**** Recorded information

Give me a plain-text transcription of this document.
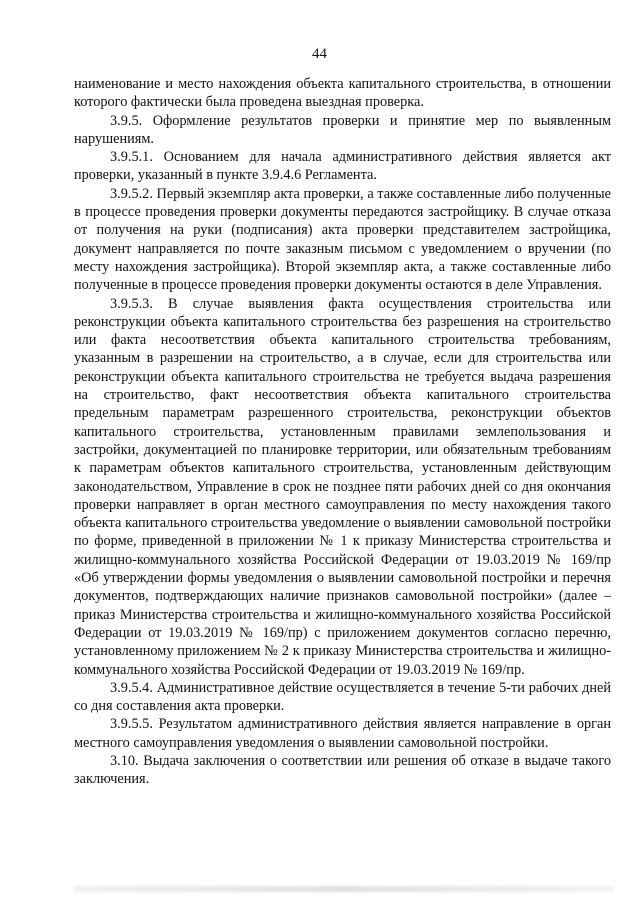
44

наименование и место нахождения объекта капитального строительства, в отношении которого фактически была проведена выездная проверка.

3.9.5. Оформление результатов проверки и принятие мер по выявленным нарушениям.

3.9.5.1. Основанием для начала административного действия является акт проверки, указанный в пункте 3.9.4.6 Регламента.

3.9.5.2. Первый экземпляр акта проверки, а также составленные либо полученные в процессе проведения проверки документы передаются застройщику. В случае отказа от получения на руки (подписания) акта проверки представителем застройщика, документ направляется по почте заказным письмом с уведомлением о вручении (по месту нахождения застройщика). Второй экземпляр акта, а также составленные либо полученные в процессе проведения проверки документы остаются в деле Управления.

3.9.5.3. В случае выявления факта осуществления строительства или реконструкции объекта капитального строительства без разрешения на строительство или факта несоответствия объекта капитального строительства требованиям, указанным в разрешении на строительство, а в случае, если для строительства или реконструкции объекта капитального строительства не требуется выдача разрешения на строительство, факт несоответствия объекта капитального строительства предельным параметрам разрешенного строительства, реконструкции объектов капитального строительства, установленным правилами землепользования и застройки, документацией по планировке территории, или обязательным требованиям к параметрам объектов капитального строительства, установленным действующим законодательством, Управление в срок не позднее пяти рабочих дней со дня окончания проверки направляет в орган местного самоуправления по месту нахождения такого объекта капитального строительства уведомление о выявлении самовольной постройки по форме, приведенной в приложении № 1 к приказу Министерства строительства и жилищно-коммунального хозяйства Российской Федерации от 19.03.2019 № 169/пр «Об утверждении формы уведомления о выявлении самовольной постройки и перечня документов, подтверждающих наличие признаков самовольной постройки» (далее – приказ Министерства строительства и жилищно-коммунального хозяйства Российской Федерации от 19.03.2019 № 169/пр) с приложением документов согласно перечню, установленному приложением № 2 к приказу Министерства строительства и жилищно-коммунального хозяйства Российской Федерации от 19.03.2019 № 169/пр.

3.9.5.4. Административное действие осуществляется в течение 5-ти рабочих дней со дня составления акта проверки.

3.9.5.5. Результатом административного действия является направление в орган местного самоуправления уведомления о выявлении самовольной постройки.

3.10. Выдача заключения о соответствии или решения об отказе в выдаче такого заключения.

********

Directive
Show every line from the entries above in which the word "действия" appears.

Task answer
3.9.5.1. Основанием для начала административного действия является акт проверки, указанный в пункте 3.9.4.6 Регламента.
3.9.5.5. Результатом административного действия является направление в орган местного самоуправления уведомления о выявлении самовольной постройки.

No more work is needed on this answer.